◆ **Stated problem 1**
From the passage on Manasson's paper, echo the part that opens with the words containing "There are other" and closes with "a Chinese journal.".
◆ **Stated problem 2**
Condense the paragraph of the passage on Manasson's paper that begins "There are other things which should be noted" into a shorter version that keeps its main facts.
◆ **Stated problem 3**
Finish out the next part of the passage on Manasson's paper, picking up right after its final sentence.

There are other things which should be noted as well. Reading his paper critically for example, it is obvious his specific equations may be off by a small numerical factor; this however is almost always the case when constructing a preliminary model based on dimensional analysis and therefore shouldn't be a case for outright dismissal. His equations as of yet seem to have no known interpretation as geometric or as some known dimensionless group; this already shows that his specific equations are tentative instead of definitive. Also this should be obvious because he hasn't actually published this paper in a journal despite having submitted it 10 years ago to the arxiv. Curiously he doesn't have any other publications either on the arxiv and only one recent publication in a Chinese journal.

Regardless of exact numerics however, Manasson's approach in this paper i.e. an approach to reformulating the axioms of QT based on identifying QT's a priori mathematical properties, as resulting from a limiting case of an exactly linearizable dissipitave nonlinear dynamical system is a very promising theoretical direction which is very much a novel but distinctly mainstream science approach (see e.g. Dieter Schuh, 2018 "Quantum Theory from a Nonlinear Perspective: Riccati Equations in Fundamental Physics"). Moreover, this particular qualitative theoretical method for example is constantly used with other theories, both within mainstream science and mainstream soft matter and biophysics but it is especially popular outside of physics; importantly, in the practice of dynamical systems this is literally the method of empirically establishing the qualitative mathematical properties of some extremely complicated system after which a particular NDE or some class of NDE may be guessed.

◆ **Data segment**

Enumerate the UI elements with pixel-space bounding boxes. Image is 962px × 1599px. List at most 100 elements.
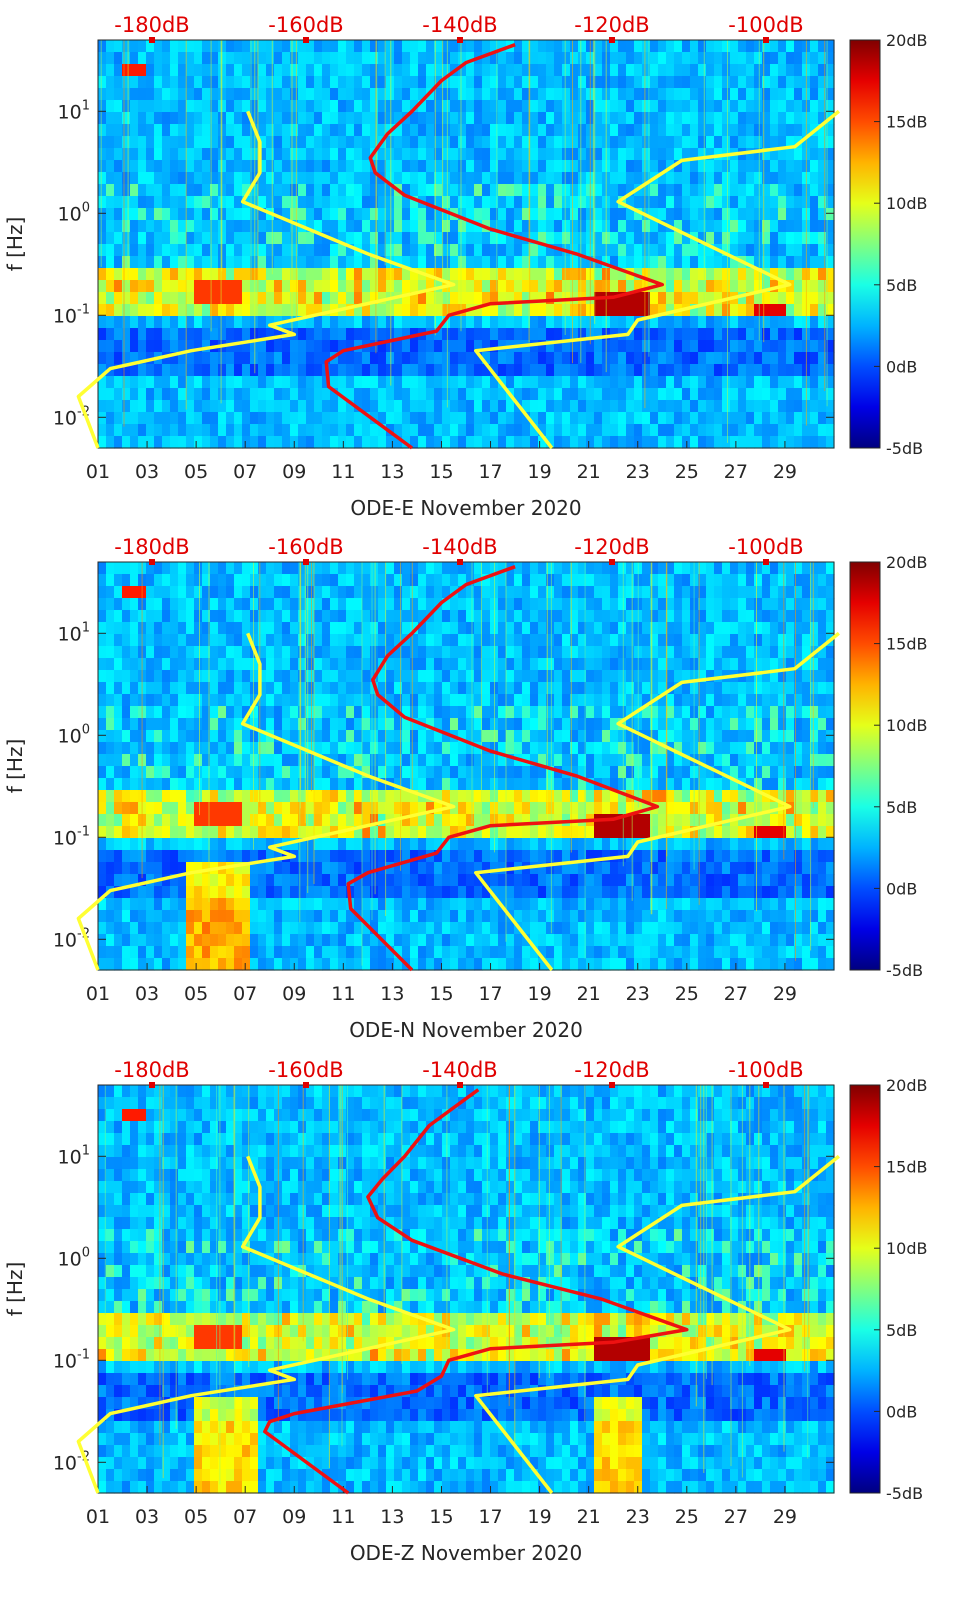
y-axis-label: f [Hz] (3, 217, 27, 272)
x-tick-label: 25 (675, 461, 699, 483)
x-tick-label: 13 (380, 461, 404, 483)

◆ **Right answer 1**
There are other things which should be noted as well. Reading his paper critically for example, it is obvious his specific equations may be off by a small numerical factor; this however is almost always the case when constructing a preliminary model based on dimensional analysis and therefore shouldn't be a case for outright dismissal. His equations as of yet seem to have no known interpretation as geometric or as some known dimensionless group; this already shows that his specific equations are tentative instead of definitive. Also this should be obvious because he hasn't actually published this paper in a journal despite having submitted it 10 years ago to the arxiv. Curiously he doesn't have any other publications either on the arxiv and only one recent publication in a Chinese journal.

◆ **Right answer 2**
His specific equations may be off by a small numerical factor, which is almost always true of a preliminary model built on dimensional analysis and is no reason to dismiss it outright. The equations so far have no known interpretation as geometric or as a known dimensionless group, which shows they are tentative rather than definitive. He also has not published the paper in a journal, though he submitted it to the arxiv 10 years ago. He has no other publications on the arxiv and only one recent publication in a Chinese journal.

◆ **Right answer 3**
The reason I am posting Manasson's theory, is because I couldn't find any earlier threads on it and I believe that this approach definitely warrants further investigation, whether or not it will turn out to be correct in the end. Lastly, other very prominent theorists have suggested very similar lines of reasoning as Manasson is doing in his paper without actually giving a mathematical model, in particular both Roger Penrose (1. in the form of a nonlinear reformulation of the linear characteristics of QM being necessary in order to unite it with GR, and 2. the idea that the fundamental laws of physics should be less symmetrical instead of more symmetrical) and Gerard 't Hooft (in the form of the idea that a dissipative theory might underly QM); moreover as both Richard Feynman and Lee Smolin have remarked, what may turn out to be wrong with the practice of theoretical physics is the assumption of the timelessness/ahistorical nature of (some) physical laws; dynamically evolved laws, e.g. in the form that Manasson is proposing here, would address these points as well. These coincidences only make me more curious about Manasson's proposal. Incidentally, it also reminds of something Feynman said about symmetry:
Feynman Lectures said:
We have, in our minds, a tendency to accept symmetry as some kind of perfection. In fact it is like the old idea of the Greeks that circles were perfect, and it was rather horrible to believe that the planetary orbits were not circles, but only nearly circles. The difference between being a circle and being nearly a circle is not a small difference, it is a fundamental change so far as the mind is concerned.

There is a sign of perfection and symmetry in a circle that is not there the moment the circle is slightly off—that is the end of it—it is no longer symmetrical. Then the question is why it is only nearly a circle—that is a much more difficult question. The actual motion of the planets, in general, should be ellipses, but during the ages, because of tidal forces, and so on, they have been made almost symmetrical.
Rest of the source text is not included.